**RECORDS FOR THIS TASK**
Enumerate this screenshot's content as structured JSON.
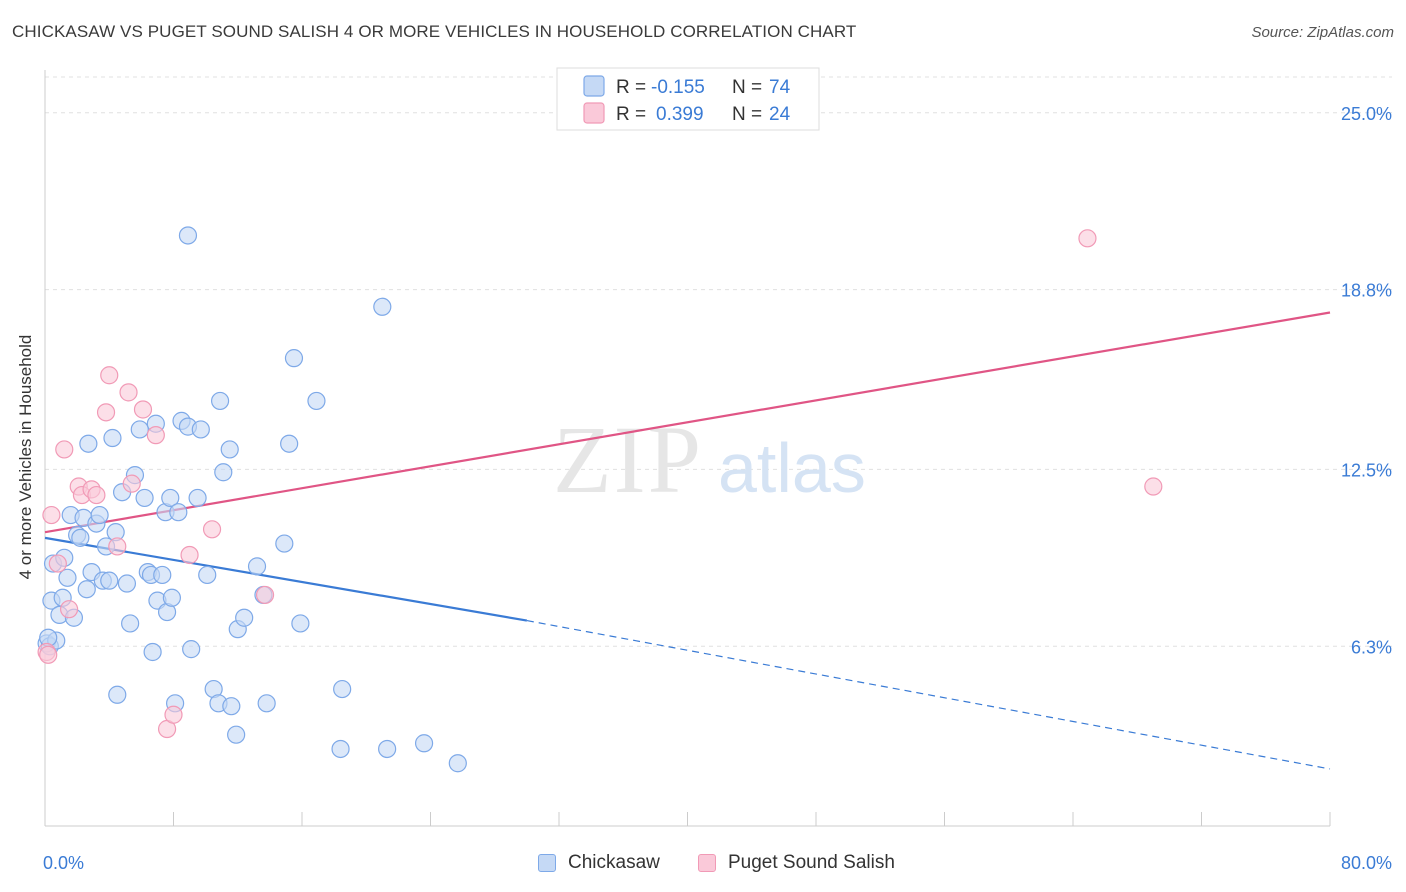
{
  "title": "CHICKASAW VS PUGET SOUND SALISH 4 OR MORE VEHICLES IN HOUSEHOLD CORRELATION CHART",
  "source": "Source: ZipAtlas.com",
  "watermark": {
    "part1": "ZIP",
    "part2": "atlas"
  },
  "legend_top": [
    {
      "r_label": "R =",
      "r_value": "-0.155",
      "n_label": "N =",
      "n_value": "74",
      "color": "#7ea9e8",
      "fill": "#c5d9f5"
    },
    {
      "r_label": "R =",
      "r_value": "0.399",
      "n_label": "N =",
      "n_value": "24",
      "color": "#f19ab6",
      "fill": "#fac9d9"
    }
  ],
  "legend_bottom": [
    {
      "label": "Chickasaw",
      "color": "#7ea9e8",
      "fill": "#c5d9f5"
    },
    {
      "label": "Puget Sound Salish",
      "color": "#f19ab6",
      "fill": "#fac9d9"
    }
  ],
  "chart_data": {
    "type": "scatter",
    "title": "CHICKASAW VS PUGET SOUND SALISH 4 OR MORE VEHICLES IN HOUSEHOLD CORRELATION CHART",
    "xlabel": "",
    "ylabel": "4 or more Vehicles in Household",
    "xlim": [
      0,
      80
    ],
    "ylim": [
      0,
      26.5
    ],
    "x_tick_labels": [
      "0.0%",
      "80.0%"
    ],
    "y_ticks": [
      6.3,
      12.5,
      18.8,
      25.0
    ],
    "y_tick_labels": [
      "6.3%",
      "12.5%",
      "18.8%",
      "25.0%"
    ],
    "grid": true,
    "legend_placement": "top-center",
    "series": [
      {
        "name": "Chickasaw",
        "color": "#3a7bd5",
        "fill": "#c5d9f5",
        "stroke": "#7ea9e8",
        "trend": {
          "x0": 0,
          "y0": 10.1,
          "x1": 30,
          "y1": 7.2,
          "dash_to_x": 80,
          "dash_to_y": 2.0
        },
        "points": [
          [
            0.1,
            6.4
          ],
          [
            0.3,
            6.3
          ],
          [
            0.4,
            7.9
          ],
          [
            0.5,
            9.2
          ],
          [
            0.7,
            6.5
          ],
          [
            0.9,
            7.4
          ],
          [
            1.1,
            8.0
          ],
          [
            1.2,
            9.4
          ],
          [
            1.4,
            8.7
          ],
          [
            1.6,
            10.9
          ],
          [
            1.8,
            7.3
          ],
          [
            2.0,
            10.2
          ],
          [
            2.2,
            10.1
          ],
          [
            2.4,
            10.8
          ],
          [
            2.6,
            8.3
          ],
          [
            2.7,
            13.4
          ],
          [
            2.9,
            8.9
          ],
          [
            3.2,
            10.6
          ],
          [
            3.4,
            10.9
          ],
          [
            3.6,
            8.6
          ],
          [
            3.8,
            9.8
          ],
          [
            4.0,
            8.6
          ],
          [
            4.2,
            13.6
          ],
          [
            4.4,
            10.3
          ],
          [
            4.5,
            4.6
          ],
          [
            4.8,
            11.7
          ],
          [
            5.1,
            8.5
          ],
          [
            5.3,
            7.1
          ],
          [
            5.6,
            12.3
          ],
          [
            5.9,
            13.9
          ],
          [
            6.2,
            11.5
          ],
          [
            6.4,
            8.9
          ],
          [
            6.6,
            8.8
          ],
          [
            6.7,
            6.1
          ],
          [
            6.9,
            14.1
          ],
          [
            7.0,
            7.9
          ],
          [
            7.3,
            8.8
          ],
          [
            7.5,
            11.0
          ],
          [
            7.6,
            7.5
          ],
          [
            7.8,
            11.5
          ],
          [
            7.9,
            8.0
          ],
          [
            8.1,
            4.3
          ],
          [
            8.3,
            11.0
          ],
          [
            8.5,
            14.2
          ],
          [
            8.9,
            20.7
          ],
          [
            8.9,
            14.0
          ],
          [
            9.1,
            6.2
          ],
          [
            9.5,
            11.5
          ],
          [
            9.7,
            13.9
          ],
          [
            10.1,
            8.8
          ],
          [
            10.5,
            4.8
          ],
          [
            10.8,
            4.3
          ],
          [
            10.9,
            14.9
          ],
          [
            11.1,
            12.4
          ],
          [
            11.5,
            13.2
          ],
          [
            11.6,
            4.2
          ],
          [
            11.9,
            3.2
          ],
          [
            12.0,
            6.9
          ],
          [
            12.4,
            7.3
          ],
          [
            13.2,
            9.1
          ],
          [
            13.6,
            8.1
          ],
          [
            13.8,
            4.3
          ],
          [
            14.9,
            9.9
          ],
          [
            15.2,
            13.4
          ],
          [
            15.5,
            16.4
          ],
          [
            15.9,
            7.1
          ],
          [
            16.9,
            14.9
          ],
          [
            18.4,
            2.7
          ],
          [
            18.5,
            4.8
          ],
          [
            21.0,
            18.2
          ],
          [
            21.3,
            2.7
          ],
          [
            23.6,
            2.9
          ],
          [
            25.7,
            2.2
          ],
          [
            0.2,
            6.6
          ]
        ]
      },
      {
        "name": "Puget Sound Salish",
        "color": "#e05585",
        "fill": "#fac9d9",
        "stroke": "#f19ab6",
        "trend": {
          "x0": 0,
          "y0": 10.3,
          "x1": 80,
          "y1": 18.0
        },
        "points": [
          [
            0.1,
            6.1
          ],
          [
            0.4,
            10.9
          ],
          [
            0.8,
            9.2
          ],
          [
            1.2,
            13.2
          ],
          [
            1.5,
            7.6
          ],
          [
            2.1,
            11.9
          ],
          [
            2.3,
            11.6
          ],
          [
            2.9,
            11.8
          ],
          [
            3.2,
            11.6
          ],
          [
            3.8,
            14.5
          ],
          [
            4.0,
            15.8
          ],
          [
            4.5,
            9.8
          ],
          [
            5.2,
            15.2
          ],
          [
            5.4,
            12.0
          ],
          [
            6.1,
            14.6
          ],
          [
            6.9,
            13.7
          ],
          [
            7.6,
            3.4
          ],
          [
            8.0,
            3.9
          ],
          [
            9.0,
            9.5
          ],
          [
            10.4,
            10.4
          ],
          [
            13.7,
            8.1
          ],
          [
            64.9,
            20.6
          ],
          [
            69.0,
            11.9
          ],
          [
            0.2,
            6.0
          ]
        ]
      }
    ]
  }
}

**TASK INSTRUCTIONS**
Do not copy the pictures, but repeat every line exactly.

**RESPONSE BELOW**
Enumerate this screenshot's content as structured JSON.
{
  "title": "CHICKASAW VS PUGET SOUND SALISH 4 OR MORE VEHICLES IN HOUSEHOLD CORRELATION CHART",
  "source": "Source: ZipAtlas.com",
  "watermark": {
    "part1": "ZIP",
    "part2": "atlas"
  },
  "legend_top": [
    {
      "r_label": "R =",
      "r_value": "-0.155",
      "n_label": "N =",
      "n_value": "74",
      "color": "#7ea9e8",
      "fill": "#c5d9f5"
    },
    {
      "r_label": "R =",
      "r_value": "0.399",
      "n_label": "N =",
      "n_value": "24",
      "color": "#f19ab6",
      "fill": "#fac9d9"
    }
  ],
  "legend_bottom": [
    {
      "label": "Chickasaw",
      "color": "#7ea9e8",
      "fill": "#c5d9f5"
    },
    {
      "label": "Puget Sound Salish",
      "color": "#f19ab6",
      "fill": "#fac9d9"
    }
  ],
  "chart_data": {
    "type": "scatter",
    "title": "CHICKASAW VS PUGET SOUND SALISH 4 OR MORE VEHICLES IN HOUSEHOLD CORRELATION CHART",
    "xlabel": "",
    "ylabel": "4 or more Vehicles in Household",
    "xlim": [
      0,
      80
    ],
    "ylim": [
      0,
      26.5
    ],
    "x_tick_labels": [
      "0.0%",
      "80.0%"
    ],
    "y_ticks": [
      6.3,
      12.5,
      18.8,
      25.0
    ],
    "y_tick_labels": [
      "6.3%",
      "12.5%",
      "18.8%",
      "25.0%"
    ],
    "grid": true,
    "legend_placement": "top-center",
    "series": [
      {
        "name": "Chickasaw",
        "color": "#3a7bd5",
        "fill": "#c5d9f5",
        "stroke": "#7ea9e8",
        "trend": {
          "x0": 0,
          "y0": 10.1,
          "x1": 30,
          "y1": 7.2,
          "dash_to_x": 80,
          "dash_to_y": 2.0
        },
        "points": [
          [
            0.1,
            6.4
          ],
          [
            0.3,
            6.3
          ],
          [
            0.4,
            7.9
          ],
          [
            0.5,
            9.2
          ],
          [
            0.7,
            6.5
          ],
          [
            0.9,
            7.4
          ],
          [
            1.1,
            8.0
          ],
          [
            1.2,
            9.4
          ],
          [
            1.4,
            8.7
          ],
          [
            1.6,
            10.9
          ],
          [
            1.8,
            7.3
          ],
          [
            2.0,
            10.2
          ],
          [
            2.2,
            10.1
          ],
          [
            2.4,
            10.8
          ],
          [
            2.6,
            8.3
          ],
          [
            2.7,
            13.4
          ],
          [
            2.9,
            8.9
          ],
          [
            3.2,
            10.6
          ],
          [
            3.4,
            10.9
          ],
          [
            3.6,
            8.6
          ],
          [
            3.8,
            9.8
          ],
          [
            4.0,
            8.6
          ],
          [
            4.2,
            13.6
          ],
          [
            4.4,
            10.3
          ],
          [
            4.5,
            4.6
          ],
          [
            4.8,
            11.7
          ],
          [
            5.1,
            8.5
          ],
          [
            5.3,
            7.1
          ],
          [
            5.6,
            12.3
          ],
          [
            5.9,
            13.9
          ],
          [
            6.2,
            11.5
          ],
          [
            6.4,
            8.9
          ],
          [
            6.6,
            8.8
          ],
          [
            6.7,
            6.1
          ],
          [
            6.9,
            14.1
          ],
          [
            7.0,
            7.9
          ],
          [
            7.3,
            8.8
          ],
          [
            7.5,
            11.0
          ],
          [
            7.6,
            7.5
          ],
          [
            7.8,
            11.5
          ],
          [
            7.9,
            8.0
          ],
          [
            8.1,
            4.3
          ],
          [
            8.3,
            11.0
          ],
          [
            8.5,
            14.2
          ],
          [
            8.9,
            20.7
          ],
          [
            8.9,
            14.0
          ],
          [
            9.1,
            6.2
          ],
          [
            9.5,
            11.5
          ],
          [
            9.7,
            13.9
          ],
          [
            10.1,
            8.8
          ],
          [
            10.5,
            4.8
          ],
          [
            10.8,
            4.3
          ],
          [
            10.9,
            14.9
          ],
          [
            11.1,
            12.4
          ],
          [
            11.5,
            13.2
          ],
          [
            11.6,
            4.2
          ],
          [
            11.9,
            3.2
          ],
          [
            12.0,
            6.9
          ],
          [
            12.4,
            7.3
          ],
          [
            13.2,
            9.1
          ],
          [
            13.6,
            8.1
          ],
          [
            13.8,
            4.3
          ],
          [
            14.9,
            9.9
          ],
          [
            15.2,
            13.4
          ],
          [
            15.5,
            16.4
          ],
          [
            15.9,
            7.1
          ],
          [
            16.9,
            14.9
          ],
          [
            18.4,
            2.7
          ],
          [
            18.5,
            4.8
          ],
          [
            21.0,
            18.2
          ],
          [
            21.3,
            2.7
          ],
          [
            23.6,
            2.9
          ],
          [
            25.7,
            2.2
          ],
          [
            0.2,
            6.6
          ]
        ]
      },
      {
        "name": "Puget Sound Salish",
        "color": "#e05585",
        "fill": "#fac9d9",
        "stroke": "#f19ab6",
        "trend": {
          "x0": 0,
          "y0": 10.3,
          "x1": 80,
          "y1": 18.0
        },
        "points": [
          [
            0.1,
            6.1
          ],
          [
            0.4,
            10.9
          ],
          [
            0.8,
            9.2
          ],
          [
            1.2,
            13.2
          ],
          [
            1.5,
            7.6
          ],
          [
            2.1,
            11.9
          ],
          [
            2.3,
            11.6
          ],
          [
            2.9,
            11.8
          ],
          [
            3.2,
            11.6
          ],
          [
            3.8,
            14.5
          ],
          [
            4.0,
            15.8
          ],
          [
            4.5,
            9.8
          ],
          [
            5.2,
            15.2
          ],
          [
            5.4,
            12.0
          ],
          [
            6.1,
            14.6
          ],
          [
            6.9,
            13.7
          ],
          [
            7.6,
            3.4
          ],
          [
            8.0,
            3.9
          ],
          [
            9.0,
            9.5
          ],
          [
            10.4,
            10.4
          ],
          [
            13.7,
            8.1
          ],
          [
            64.9,
            20.6
          ],
          [
            69.0,
            11.9
          ],
          [
            0.2,
            6.0
          ]
        ]
      }
    ]
  }
}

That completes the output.